• **WRITTEN EXERCISE**:
From the listing below, quote word for word every line from the one with "Use [x0, y0, x1, y1]" to the one with "- y-ticks: 0", including both of those lines.

• **ENTRIES SUPPLIED**:
· · · · ·

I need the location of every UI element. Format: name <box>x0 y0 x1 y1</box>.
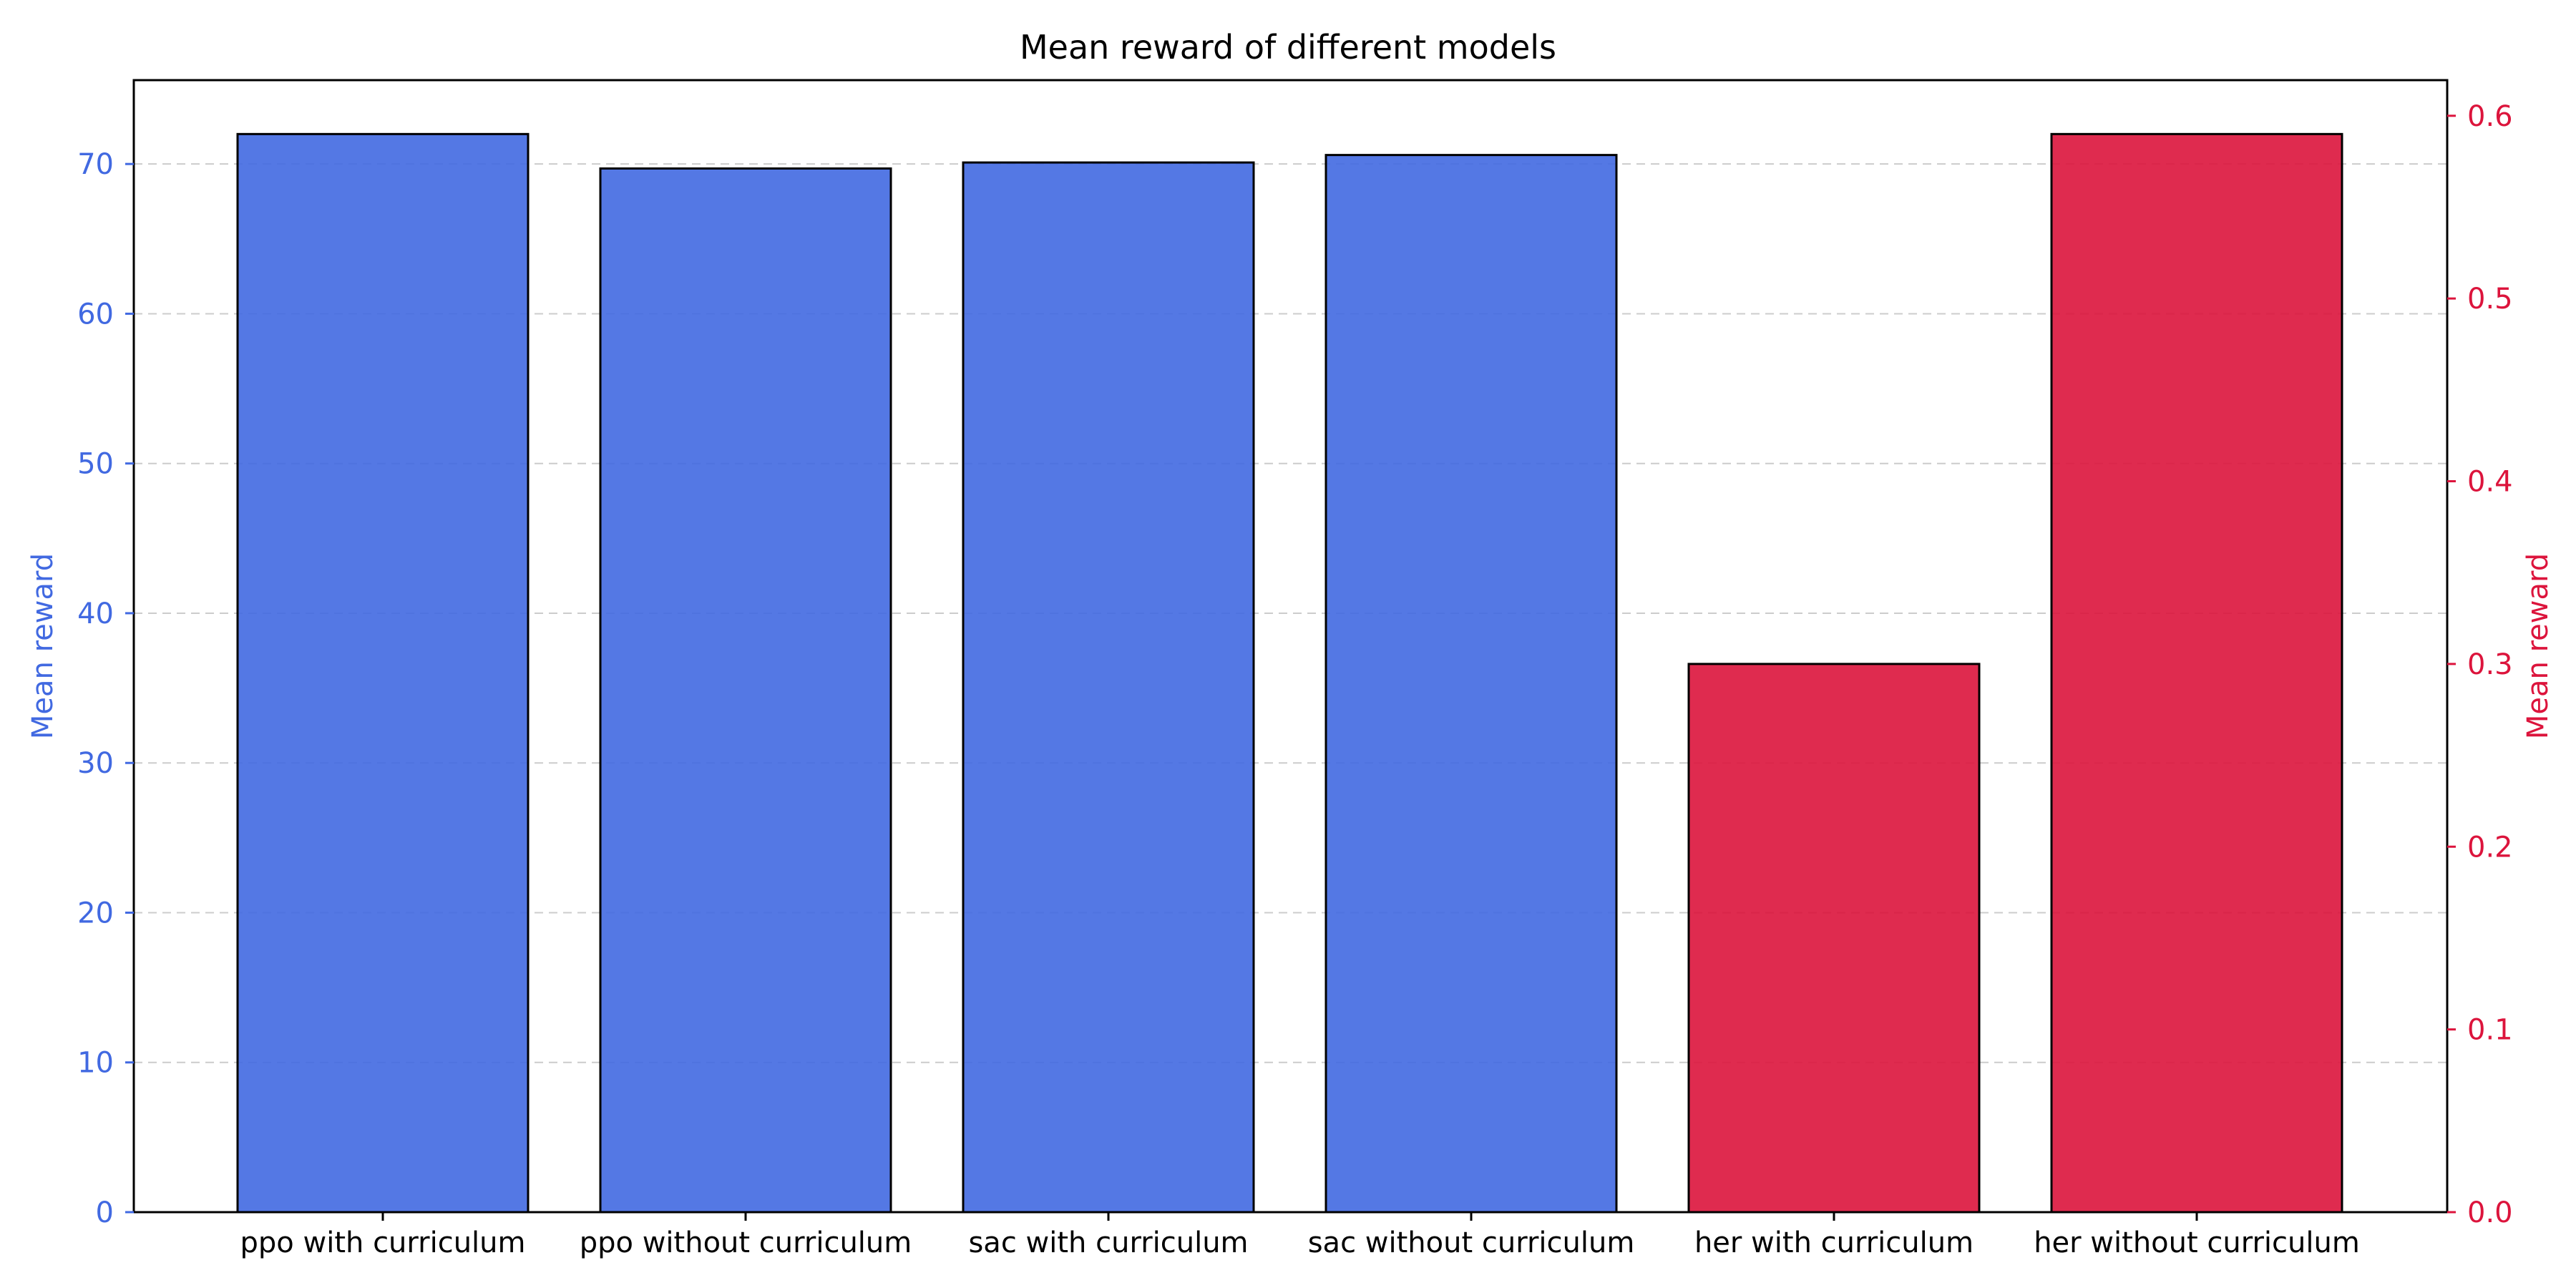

· · · · ·

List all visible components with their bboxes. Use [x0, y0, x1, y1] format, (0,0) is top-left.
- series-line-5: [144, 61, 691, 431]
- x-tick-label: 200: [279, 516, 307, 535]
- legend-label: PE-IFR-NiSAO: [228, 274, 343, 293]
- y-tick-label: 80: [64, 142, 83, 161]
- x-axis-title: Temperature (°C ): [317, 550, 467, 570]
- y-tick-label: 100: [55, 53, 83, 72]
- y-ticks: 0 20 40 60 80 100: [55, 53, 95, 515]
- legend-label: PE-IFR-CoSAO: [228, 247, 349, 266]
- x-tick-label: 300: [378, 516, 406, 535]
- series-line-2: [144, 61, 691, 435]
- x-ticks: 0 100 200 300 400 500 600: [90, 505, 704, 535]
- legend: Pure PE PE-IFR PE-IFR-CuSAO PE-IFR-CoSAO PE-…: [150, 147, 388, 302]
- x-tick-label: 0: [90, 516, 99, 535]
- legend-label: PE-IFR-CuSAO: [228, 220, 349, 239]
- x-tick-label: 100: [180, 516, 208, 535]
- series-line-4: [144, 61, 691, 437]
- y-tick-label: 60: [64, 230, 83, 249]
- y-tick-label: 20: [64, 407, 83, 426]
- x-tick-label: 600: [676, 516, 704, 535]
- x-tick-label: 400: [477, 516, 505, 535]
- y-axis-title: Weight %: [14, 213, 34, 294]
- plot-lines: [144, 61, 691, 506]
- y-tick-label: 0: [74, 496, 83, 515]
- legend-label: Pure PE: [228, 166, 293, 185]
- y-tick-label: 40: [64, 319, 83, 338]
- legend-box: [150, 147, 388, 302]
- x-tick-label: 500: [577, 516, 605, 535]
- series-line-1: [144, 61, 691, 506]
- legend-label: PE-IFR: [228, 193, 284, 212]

· · · · ·

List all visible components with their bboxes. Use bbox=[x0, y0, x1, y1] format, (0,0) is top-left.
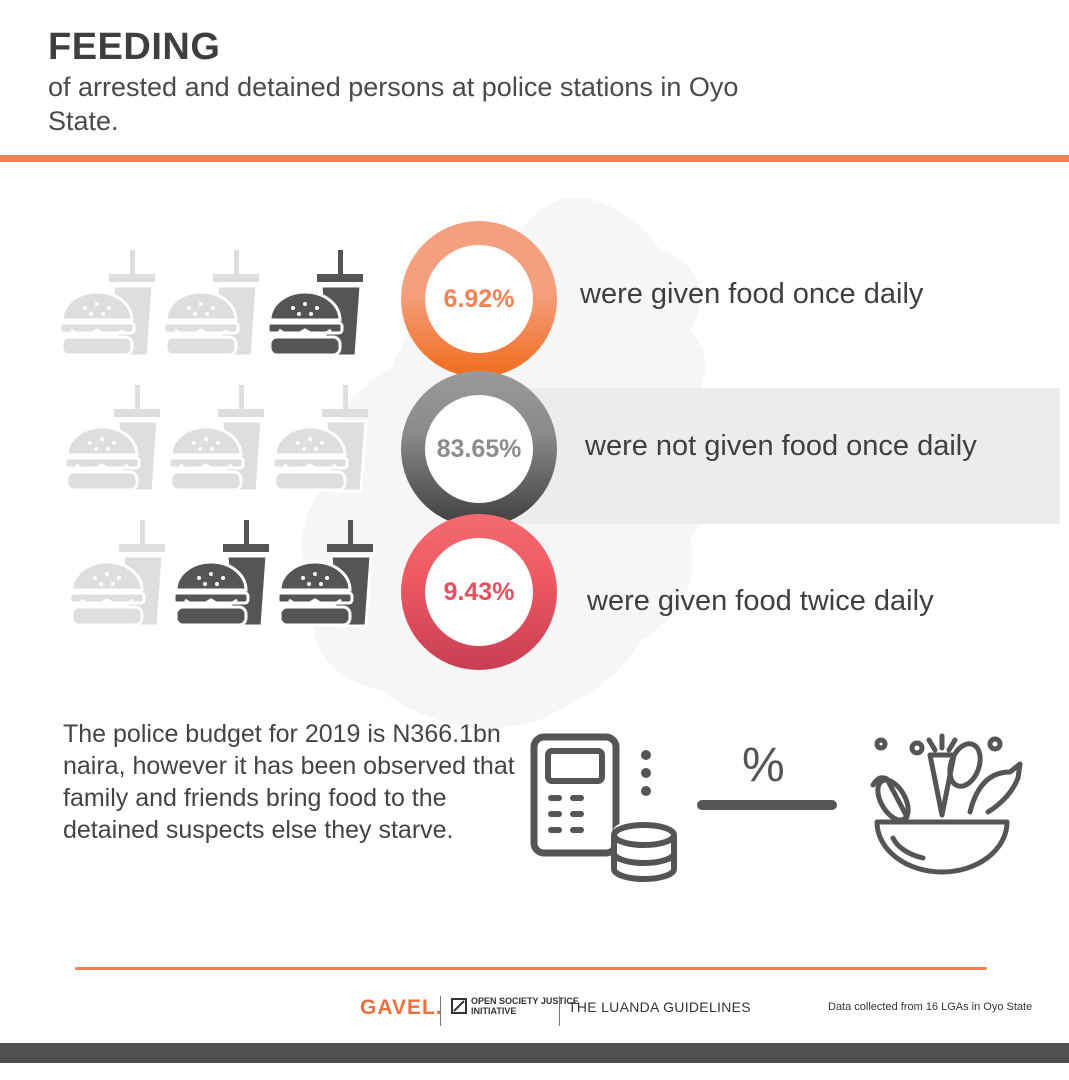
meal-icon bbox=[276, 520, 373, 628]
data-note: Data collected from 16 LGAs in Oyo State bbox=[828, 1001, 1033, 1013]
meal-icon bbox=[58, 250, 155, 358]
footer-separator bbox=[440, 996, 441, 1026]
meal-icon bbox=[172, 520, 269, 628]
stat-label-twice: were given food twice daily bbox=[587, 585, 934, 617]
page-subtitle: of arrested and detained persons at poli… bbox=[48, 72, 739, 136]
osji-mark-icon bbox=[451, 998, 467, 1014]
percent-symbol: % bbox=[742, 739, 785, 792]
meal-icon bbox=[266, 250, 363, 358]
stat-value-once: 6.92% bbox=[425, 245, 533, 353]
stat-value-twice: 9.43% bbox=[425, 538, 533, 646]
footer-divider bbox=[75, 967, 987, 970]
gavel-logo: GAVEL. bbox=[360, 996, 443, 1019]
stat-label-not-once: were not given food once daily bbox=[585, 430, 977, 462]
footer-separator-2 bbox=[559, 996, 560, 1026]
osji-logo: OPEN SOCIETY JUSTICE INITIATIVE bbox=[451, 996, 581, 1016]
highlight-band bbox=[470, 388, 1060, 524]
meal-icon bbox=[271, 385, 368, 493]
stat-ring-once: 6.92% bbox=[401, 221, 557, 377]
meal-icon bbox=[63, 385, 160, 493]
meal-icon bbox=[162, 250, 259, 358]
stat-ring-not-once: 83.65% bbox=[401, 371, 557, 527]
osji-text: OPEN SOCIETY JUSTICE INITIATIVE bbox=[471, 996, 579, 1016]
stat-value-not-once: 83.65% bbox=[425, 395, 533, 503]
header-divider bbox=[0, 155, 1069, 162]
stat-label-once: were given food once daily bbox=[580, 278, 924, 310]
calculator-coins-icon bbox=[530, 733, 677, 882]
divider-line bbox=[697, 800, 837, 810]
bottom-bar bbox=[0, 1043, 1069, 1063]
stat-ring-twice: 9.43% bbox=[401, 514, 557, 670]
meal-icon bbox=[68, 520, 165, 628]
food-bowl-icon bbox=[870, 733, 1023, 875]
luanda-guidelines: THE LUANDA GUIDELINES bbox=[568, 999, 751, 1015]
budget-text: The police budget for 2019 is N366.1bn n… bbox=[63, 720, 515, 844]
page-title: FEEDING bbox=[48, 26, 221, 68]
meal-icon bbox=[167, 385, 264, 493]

· · · · ·

• **FULL SOLUTION**:
List all visible components with their bboxes. Use [x0, y0, x1, y1] format, (0,0) is top-left.
- series-line-5: [144, 61, 691, 431]
- x-tick-label: 200: [279, 516, 307, 535]
- legend-label: PE-IFR-NiSAO: [228, 274, 343, 293]
- y-tick-label: 80: [64, 142, 83, 161]
- x-axis-title: Temperature (°C ): [317, 550, 467, 570]
- y-tick-label: 100: [55, 53, 83, 72]
- y-ticks: 0 20 40 60 80 100: [55, 53, 95, 515]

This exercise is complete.